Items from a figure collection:
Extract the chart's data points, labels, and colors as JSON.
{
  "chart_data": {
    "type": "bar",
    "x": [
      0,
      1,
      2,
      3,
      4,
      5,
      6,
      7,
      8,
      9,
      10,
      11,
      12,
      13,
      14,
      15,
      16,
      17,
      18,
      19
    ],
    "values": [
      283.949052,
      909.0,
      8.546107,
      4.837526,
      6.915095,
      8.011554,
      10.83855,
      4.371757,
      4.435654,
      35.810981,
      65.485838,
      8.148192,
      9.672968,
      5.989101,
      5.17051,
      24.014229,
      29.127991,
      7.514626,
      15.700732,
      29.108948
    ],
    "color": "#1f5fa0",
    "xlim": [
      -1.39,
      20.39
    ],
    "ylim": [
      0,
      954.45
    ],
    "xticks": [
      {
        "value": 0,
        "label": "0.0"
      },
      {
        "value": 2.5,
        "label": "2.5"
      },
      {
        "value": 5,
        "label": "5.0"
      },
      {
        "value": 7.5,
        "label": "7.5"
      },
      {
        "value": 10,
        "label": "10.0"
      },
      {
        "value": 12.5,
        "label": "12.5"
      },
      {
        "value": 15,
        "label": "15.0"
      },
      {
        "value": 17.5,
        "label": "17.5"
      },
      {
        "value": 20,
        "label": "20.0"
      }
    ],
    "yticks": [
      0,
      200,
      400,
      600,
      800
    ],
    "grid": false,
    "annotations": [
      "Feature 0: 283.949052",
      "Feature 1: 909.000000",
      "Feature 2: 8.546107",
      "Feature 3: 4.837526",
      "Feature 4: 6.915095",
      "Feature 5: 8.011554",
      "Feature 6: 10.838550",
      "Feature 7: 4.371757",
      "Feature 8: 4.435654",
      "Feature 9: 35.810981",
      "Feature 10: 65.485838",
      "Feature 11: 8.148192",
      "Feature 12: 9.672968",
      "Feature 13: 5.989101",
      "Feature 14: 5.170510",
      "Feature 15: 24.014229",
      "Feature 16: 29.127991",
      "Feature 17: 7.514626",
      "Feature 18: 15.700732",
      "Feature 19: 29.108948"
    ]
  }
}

--

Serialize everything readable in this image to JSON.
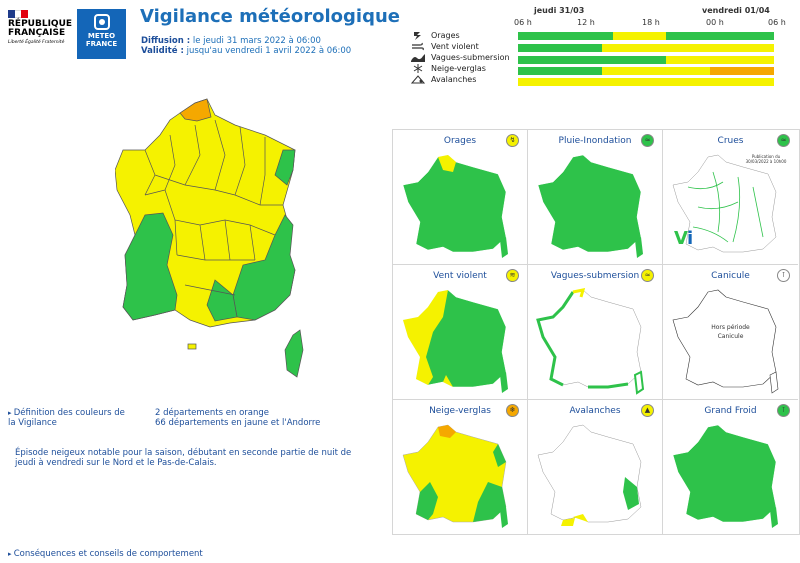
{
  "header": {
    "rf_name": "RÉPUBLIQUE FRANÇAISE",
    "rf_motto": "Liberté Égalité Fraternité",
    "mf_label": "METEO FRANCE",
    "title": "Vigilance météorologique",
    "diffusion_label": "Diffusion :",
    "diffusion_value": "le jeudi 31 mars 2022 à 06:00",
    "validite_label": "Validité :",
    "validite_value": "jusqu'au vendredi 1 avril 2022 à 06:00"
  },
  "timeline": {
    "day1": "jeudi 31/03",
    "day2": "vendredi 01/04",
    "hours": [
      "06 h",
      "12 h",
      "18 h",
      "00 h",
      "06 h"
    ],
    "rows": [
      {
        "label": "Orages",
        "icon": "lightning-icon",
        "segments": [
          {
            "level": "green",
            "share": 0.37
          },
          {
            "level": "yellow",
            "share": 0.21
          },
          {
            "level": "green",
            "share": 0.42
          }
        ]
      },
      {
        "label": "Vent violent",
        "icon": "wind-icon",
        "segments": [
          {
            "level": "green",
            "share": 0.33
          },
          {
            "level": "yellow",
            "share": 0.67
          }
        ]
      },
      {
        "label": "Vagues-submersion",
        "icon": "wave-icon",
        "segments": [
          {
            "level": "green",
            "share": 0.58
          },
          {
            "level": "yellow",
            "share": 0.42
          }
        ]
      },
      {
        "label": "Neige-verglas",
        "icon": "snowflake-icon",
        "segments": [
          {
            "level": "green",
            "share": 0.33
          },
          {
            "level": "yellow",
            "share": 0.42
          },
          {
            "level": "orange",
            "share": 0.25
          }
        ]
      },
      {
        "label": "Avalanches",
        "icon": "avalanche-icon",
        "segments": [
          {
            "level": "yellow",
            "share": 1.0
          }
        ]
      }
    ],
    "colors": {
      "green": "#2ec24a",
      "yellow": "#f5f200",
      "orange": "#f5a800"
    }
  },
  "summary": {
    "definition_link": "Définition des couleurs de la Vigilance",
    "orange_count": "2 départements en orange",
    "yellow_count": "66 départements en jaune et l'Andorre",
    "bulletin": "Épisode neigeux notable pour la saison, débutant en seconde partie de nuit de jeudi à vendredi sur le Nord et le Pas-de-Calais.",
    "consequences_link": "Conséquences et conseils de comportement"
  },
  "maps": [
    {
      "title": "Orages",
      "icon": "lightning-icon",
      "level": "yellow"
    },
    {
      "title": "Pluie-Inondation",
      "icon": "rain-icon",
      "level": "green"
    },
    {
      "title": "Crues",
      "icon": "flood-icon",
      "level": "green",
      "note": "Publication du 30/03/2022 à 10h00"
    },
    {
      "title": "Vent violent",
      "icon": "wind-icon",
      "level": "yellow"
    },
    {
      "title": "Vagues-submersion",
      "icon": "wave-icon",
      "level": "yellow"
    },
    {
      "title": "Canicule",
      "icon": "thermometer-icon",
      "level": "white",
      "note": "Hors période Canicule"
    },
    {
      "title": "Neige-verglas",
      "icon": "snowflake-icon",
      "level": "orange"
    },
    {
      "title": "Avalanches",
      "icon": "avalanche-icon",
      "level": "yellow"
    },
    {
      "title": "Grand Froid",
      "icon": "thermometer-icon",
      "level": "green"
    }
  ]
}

...

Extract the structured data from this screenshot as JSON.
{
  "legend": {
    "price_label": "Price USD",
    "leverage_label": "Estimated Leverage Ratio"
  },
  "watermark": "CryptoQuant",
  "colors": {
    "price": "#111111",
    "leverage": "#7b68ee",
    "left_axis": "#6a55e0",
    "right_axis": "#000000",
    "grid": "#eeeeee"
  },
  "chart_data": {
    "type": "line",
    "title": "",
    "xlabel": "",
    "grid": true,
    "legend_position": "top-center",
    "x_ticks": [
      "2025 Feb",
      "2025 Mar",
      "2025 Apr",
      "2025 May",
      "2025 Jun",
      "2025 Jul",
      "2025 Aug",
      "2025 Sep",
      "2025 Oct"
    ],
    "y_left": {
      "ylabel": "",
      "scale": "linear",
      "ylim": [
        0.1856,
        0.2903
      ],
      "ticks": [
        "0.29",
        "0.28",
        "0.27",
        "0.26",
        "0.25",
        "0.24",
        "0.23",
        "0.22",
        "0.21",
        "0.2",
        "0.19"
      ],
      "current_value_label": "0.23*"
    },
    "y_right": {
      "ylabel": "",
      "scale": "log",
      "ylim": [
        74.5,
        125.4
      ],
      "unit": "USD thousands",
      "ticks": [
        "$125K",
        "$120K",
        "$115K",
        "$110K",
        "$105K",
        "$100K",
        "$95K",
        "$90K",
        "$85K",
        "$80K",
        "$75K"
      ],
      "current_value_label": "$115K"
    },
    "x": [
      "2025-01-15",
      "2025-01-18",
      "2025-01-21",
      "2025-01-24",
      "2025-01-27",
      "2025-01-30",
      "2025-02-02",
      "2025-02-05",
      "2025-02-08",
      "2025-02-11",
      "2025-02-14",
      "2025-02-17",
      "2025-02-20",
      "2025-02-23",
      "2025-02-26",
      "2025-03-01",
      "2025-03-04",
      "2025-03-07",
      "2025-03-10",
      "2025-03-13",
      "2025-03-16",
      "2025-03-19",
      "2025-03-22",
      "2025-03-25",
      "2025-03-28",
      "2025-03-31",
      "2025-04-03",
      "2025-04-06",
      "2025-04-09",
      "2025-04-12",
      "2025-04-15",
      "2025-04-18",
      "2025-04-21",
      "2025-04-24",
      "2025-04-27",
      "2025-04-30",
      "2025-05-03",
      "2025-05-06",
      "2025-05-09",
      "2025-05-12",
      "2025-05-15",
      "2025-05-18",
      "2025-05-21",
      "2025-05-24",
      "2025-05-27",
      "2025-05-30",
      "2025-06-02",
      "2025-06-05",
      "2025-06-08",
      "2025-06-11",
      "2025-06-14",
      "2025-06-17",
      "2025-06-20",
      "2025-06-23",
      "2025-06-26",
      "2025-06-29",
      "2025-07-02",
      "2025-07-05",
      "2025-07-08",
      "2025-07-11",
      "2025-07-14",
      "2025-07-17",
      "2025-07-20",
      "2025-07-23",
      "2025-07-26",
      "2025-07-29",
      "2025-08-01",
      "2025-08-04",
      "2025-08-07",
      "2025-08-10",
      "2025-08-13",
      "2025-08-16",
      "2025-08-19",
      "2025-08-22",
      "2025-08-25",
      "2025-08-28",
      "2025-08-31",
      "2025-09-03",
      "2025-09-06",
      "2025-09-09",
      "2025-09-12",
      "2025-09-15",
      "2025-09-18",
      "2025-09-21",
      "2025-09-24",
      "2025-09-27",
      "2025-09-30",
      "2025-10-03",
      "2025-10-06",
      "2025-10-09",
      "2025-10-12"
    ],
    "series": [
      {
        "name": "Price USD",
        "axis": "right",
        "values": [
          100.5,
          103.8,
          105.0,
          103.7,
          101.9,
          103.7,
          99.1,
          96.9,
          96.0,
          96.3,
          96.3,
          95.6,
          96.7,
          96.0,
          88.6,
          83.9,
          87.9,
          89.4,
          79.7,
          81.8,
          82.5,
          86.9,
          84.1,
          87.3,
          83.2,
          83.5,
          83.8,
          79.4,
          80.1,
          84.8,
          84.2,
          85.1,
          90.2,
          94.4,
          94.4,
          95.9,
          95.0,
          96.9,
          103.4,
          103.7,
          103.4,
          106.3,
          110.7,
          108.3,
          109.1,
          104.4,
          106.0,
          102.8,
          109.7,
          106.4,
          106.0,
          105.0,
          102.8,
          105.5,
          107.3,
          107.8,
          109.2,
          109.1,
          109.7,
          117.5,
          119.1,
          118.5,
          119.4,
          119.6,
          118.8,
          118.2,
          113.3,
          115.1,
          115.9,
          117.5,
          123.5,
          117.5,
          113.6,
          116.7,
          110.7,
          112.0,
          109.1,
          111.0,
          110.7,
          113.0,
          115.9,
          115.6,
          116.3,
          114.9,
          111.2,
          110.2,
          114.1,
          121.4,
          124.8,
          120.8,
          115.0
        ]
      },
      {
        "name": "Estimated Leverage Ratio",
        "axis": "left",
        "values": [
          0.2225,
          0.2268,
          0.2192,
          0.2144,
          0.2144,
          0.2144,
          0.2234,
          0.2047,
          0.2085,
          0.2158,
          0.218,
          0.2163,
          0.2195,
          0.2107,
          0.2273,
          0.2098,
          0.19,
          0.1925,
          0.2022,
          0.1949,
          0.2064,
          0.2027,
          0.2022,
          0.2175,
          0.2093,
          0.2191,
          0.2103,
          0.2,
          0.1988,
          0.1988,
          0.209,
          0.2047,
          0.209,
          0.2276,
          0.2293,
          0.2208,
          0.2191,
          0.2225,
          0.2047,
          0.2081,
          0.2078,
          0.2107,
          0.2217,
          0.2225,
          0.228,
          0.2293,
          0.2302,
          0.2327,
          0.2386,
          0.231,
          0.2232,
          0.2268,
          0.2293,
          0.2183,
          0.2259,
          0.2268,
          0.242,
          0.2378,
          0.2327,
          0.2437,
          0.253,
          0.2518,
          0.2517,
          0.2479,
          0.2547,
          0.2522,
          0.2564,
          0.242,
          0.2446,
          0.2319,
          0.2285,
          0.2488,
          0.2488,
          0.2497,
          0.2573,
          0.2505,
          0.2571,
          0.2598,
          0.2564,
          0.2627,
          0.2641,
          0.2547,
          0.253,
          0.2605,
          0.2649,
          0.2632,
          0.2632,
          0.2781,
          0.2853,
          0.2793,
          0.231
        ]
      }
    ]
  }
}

§ THE REQUEST
Indicate how many lines of the material contain the string "Vigilance", giving the number and nothing more.

§ ANSWER FOR THIS EXERCISE
2